DATA SUPPLIED:
--- Begin ---
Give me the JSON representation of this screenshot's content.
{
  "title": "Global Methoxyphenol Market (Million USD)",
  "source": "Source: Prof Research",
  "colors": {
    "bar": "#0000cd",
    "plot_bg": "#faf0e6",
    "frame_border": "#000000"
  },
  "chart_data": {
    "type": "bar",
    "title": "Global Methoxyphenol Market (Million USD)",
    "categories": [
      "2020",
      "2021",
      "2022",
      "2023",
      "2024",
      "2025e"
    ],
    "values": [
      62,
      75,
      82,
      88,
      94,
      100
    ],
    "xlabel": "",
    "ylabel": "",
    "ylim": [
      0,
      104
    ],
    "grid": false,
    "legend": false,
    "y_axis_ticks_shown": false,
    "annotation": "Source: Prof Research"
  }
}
--- End ---
Transcribe the whole listing with nothing added or left out.

Give me the JSON representation of this screenshot's content.
{
  "title": "Global Methoxyphenol Market (Million USD)",
  "source": "Source: Prof Research",
  "colors": {
    "bar": "#0000cd",
    "plot_bg": "#faf0e6",
    "frame_border": "#000000"
  },
  "chart_data": {
    "type": "bar",
    "title": "Global Methoxyphenol Market (Million USD)",
    "categories": [
      "2020",
      "2021",
      "2022",
      "2023",
      "2024",
      "2025e"
    ],
    "values": [
      62,
      75,
      82,
      88,
      94,
      100
    ],
    "xlabel": "",
    "ylabel": "",
    "ylim": [
      0,
      104
    ],
    "grid": false,
    "legend": false,
    "y_axis_ticks_shown": false,
    "annotation": "Source: Prof Research"
  }
}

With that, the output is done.